### Records provided
-- Begin --

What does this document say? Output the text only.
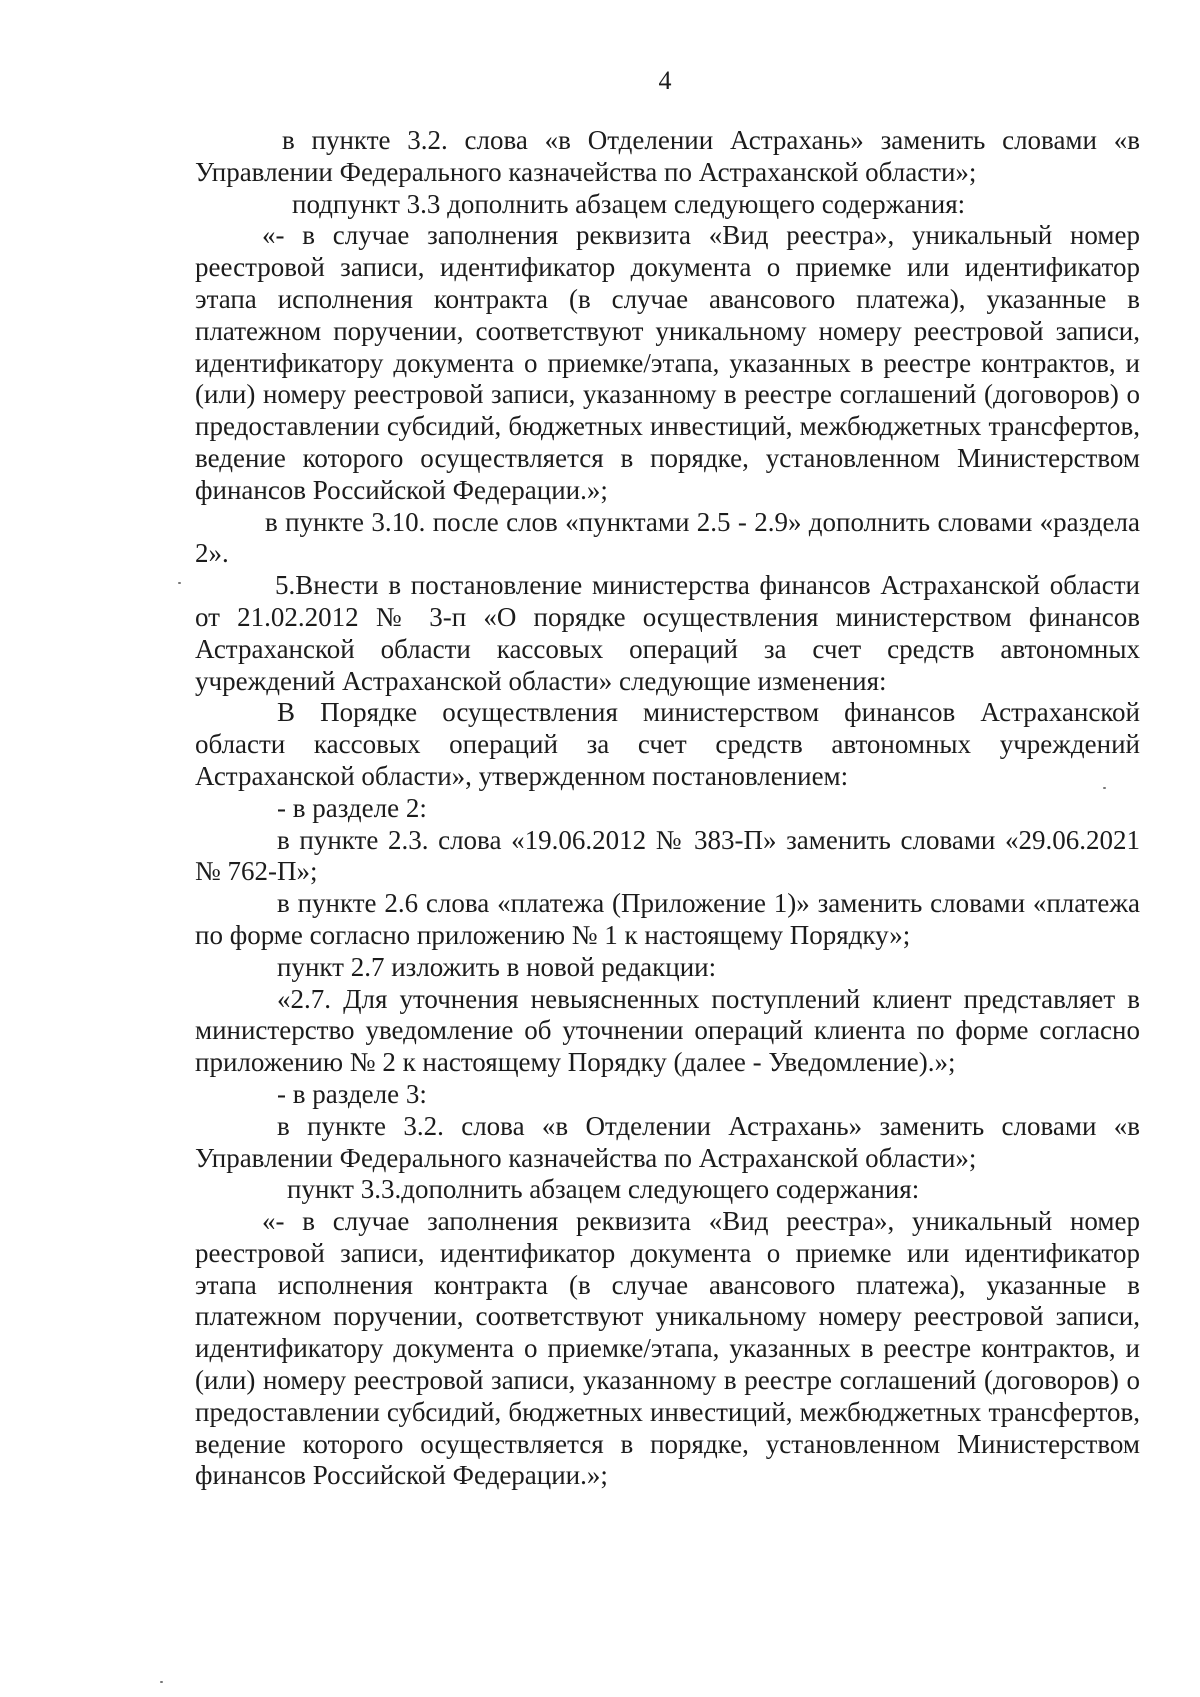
4

в пункте 3.2. слова «в Отделении Астрахань» заменить словами «в Управлении Федерального казначейства по Астраханской области»;

подпункт 3.3 дополнить абзацем следующего содержания:

«- в случае заполнения реквизита «Вид реестра», уникальный номер реестровой записи, идентификатор документа о приемке или идентификатор этапа исполнения контракта (в случае авансового платежа), указанные в платежном поручении, соответствуют уникальному номеру реестровой записи, идентификатору документа о приемке/этапа, указанных в реестре контрактов, и (или) номеру реестровой записи, указанному в реестре соглашений (договоров) о предоставлении субсидий, бюджетных инвестиций, межбюджетных трансфертов, ведение которого осуществляется в порядке, установленном Министерством финансов Российской Федерации.»;

в пункте 3.10. после слов «пунктами 2.5 - 2.9» дополнить словами «раздела 2».

5.Внести в постановление министерства финансов Астраханской области от 21.02.2012 № 3-п «О порядке осуществления министерством финансов Астраханской области кассовых операций за счет средств автономных учреждений Астраханской области» следующие изменения:

В Порядке осуществления министерством финансов Астраханской области кассовых операций за счет средств автономных учреждений Астраханской области», утвержденном постановлением:

- в разделе 2:

в пункте 2.3. слова «19.06.2012 № 383-П» заменить словами «29.06.2021 № 762-П»;

в пункте 2.6 слова «платежа (Приложение 1)» заменить словами «платежа по форме согласно приложению № 1 к настоящему Порядку»;

пункт 2.7 изложить в новой редакции:

«2.7. Для уточнения невыясненных поступлений клиент представляет в министерство уведомление об уточнении операций клиента по форме согласно приложению № 2 к настоящему Порядку (далее - Уведомление).»;

- в разделе 3:

в пункте 3.2. слова «в Отделении Астрахань» заменить словами «в Управлении Федерального казначейства по Астраханской области»;

пункт 3.3.дополнить абзацем следующего содержания:

«- в случае заполнения реквизита «Вид реестра», уникальный номер реестровой записи, идентификатор документа о приемке или идентификатор этапа исполнения контракта (в случае авансового платежа), указанные в платежном поручении, соответствуют уникальному номеру реестровой записи, идентификатору документа о приемке/этапа, указанных в реестре контрактов, и (или) номеру реестровой записи, указанному в реестре соглашений (договоров) о предоставлении субсидий, бюджетных инвестиций, межбюджетных трансфертов, ведение которого осуществляется в порядке, установленном Министерством финансов Российской Федерации.»;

-- End --

### Aim of the task
Lines in the records that hold the word "настоящему" are to be counted; give only the total.

### Answer to this exercise
2